(Stored records)
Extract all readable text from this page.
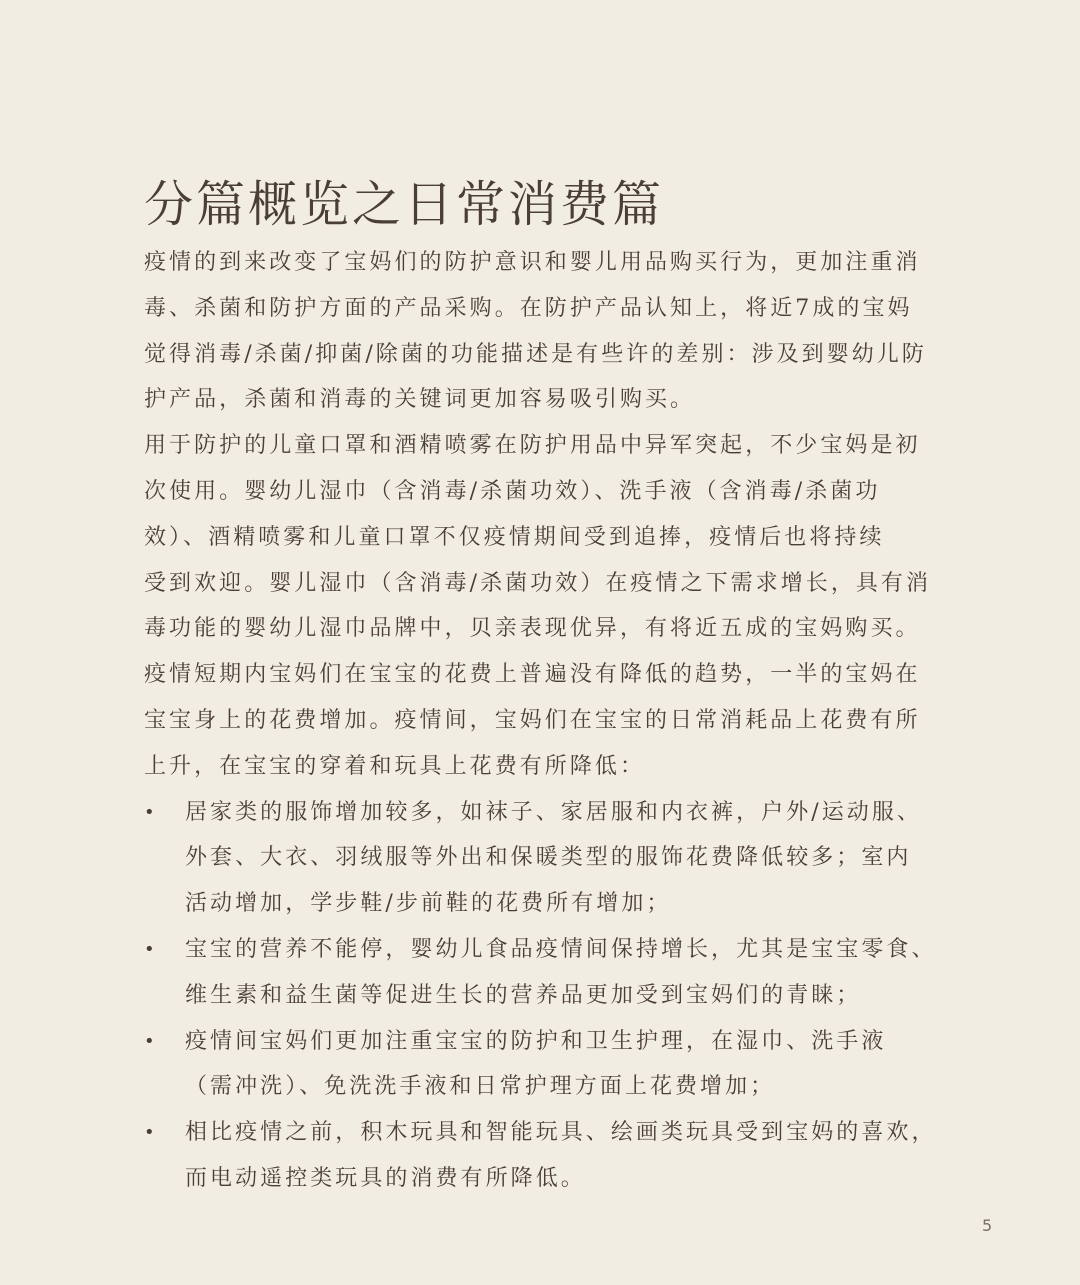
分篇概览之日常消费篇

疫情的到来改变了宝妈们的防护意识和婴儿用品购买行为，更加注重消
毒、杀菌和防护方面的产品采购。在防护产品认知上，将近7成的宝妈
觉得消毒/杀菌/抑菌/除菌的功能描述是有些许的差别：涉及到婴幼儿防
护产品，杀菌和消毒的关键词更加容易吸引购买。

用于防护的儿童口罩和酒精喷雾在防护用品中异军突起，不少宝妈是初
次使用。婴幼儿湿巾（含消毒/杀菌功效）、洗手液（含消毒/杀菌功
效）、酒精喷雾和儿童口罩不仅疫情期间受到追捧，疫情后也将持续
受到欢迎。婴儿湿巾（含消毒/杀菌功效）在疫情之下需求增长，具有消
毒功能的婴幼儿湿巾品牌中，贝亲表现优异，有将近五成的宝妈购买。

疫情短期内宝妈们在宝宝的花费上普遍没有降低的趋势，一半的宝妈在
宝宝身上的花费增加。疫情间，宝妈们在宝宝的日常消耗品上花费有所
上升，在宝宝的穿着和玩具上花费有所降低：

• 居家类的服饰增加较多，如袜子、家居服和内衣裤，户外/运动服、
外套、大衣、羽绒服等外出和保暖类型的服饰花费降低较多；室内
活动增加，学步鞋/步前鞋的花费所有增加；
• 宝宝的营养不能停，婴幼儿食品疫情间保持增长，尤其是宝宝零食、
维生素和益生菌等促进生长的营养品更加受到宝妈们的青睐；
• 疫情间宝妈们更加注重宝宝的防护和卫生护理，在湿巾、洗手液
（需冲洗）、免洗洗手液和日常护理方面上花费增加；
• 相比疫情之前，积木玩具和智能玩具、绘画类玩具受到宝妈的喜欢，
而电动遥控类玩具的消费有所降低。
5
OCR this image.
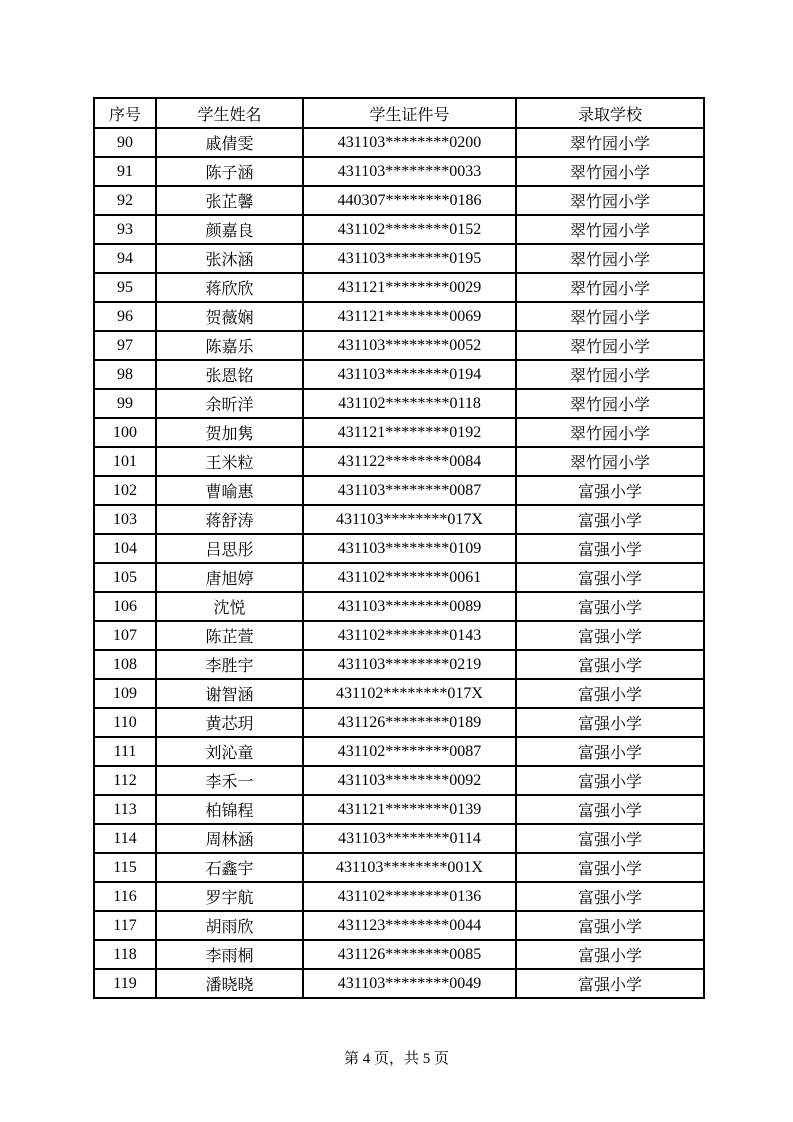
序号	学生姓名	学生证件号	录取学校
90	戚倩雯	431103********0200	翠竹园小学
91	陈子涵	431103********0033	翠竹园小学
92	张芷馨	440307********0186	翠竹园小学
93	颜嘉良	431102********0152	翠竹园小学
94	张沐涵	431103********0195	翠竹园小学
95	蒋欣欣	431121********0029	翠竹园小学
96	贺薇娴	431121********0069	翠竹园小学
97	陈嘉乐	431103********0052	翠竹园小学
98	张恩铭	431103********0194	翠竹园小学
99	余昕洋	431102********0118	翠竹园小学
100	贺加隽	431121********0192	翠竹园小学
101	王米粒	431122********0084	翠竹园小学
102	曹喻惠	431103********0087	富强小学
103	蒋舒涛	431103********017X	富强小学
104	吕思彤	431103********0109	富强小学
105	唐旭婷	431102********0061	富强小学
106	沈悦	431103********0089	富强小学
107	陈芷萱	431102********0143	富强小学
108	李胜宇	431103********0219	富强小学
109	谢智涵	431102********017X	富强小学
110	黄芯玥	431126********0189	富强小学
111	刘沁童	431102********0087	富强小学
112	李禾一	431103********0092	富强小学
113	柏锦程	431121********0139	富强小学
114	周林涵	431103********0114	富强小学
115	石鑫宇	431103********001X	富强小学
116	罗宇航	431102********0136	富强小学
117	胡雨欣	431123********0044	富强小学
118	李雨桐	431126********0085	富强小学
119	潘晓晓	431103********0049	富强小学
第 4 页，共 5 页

▶ [What is needed]:
Copy each line of the records containing the string "杀菌功效".

▶ [Exercise answer]:
次使用。婴幼儿湿巾（含消毒/杀菌功效）、洗手液（含消毒/杀菌功
受到欢迎。婴儿湿巾（含消毒/杀菌功效）在疫情之下需求增长，具有消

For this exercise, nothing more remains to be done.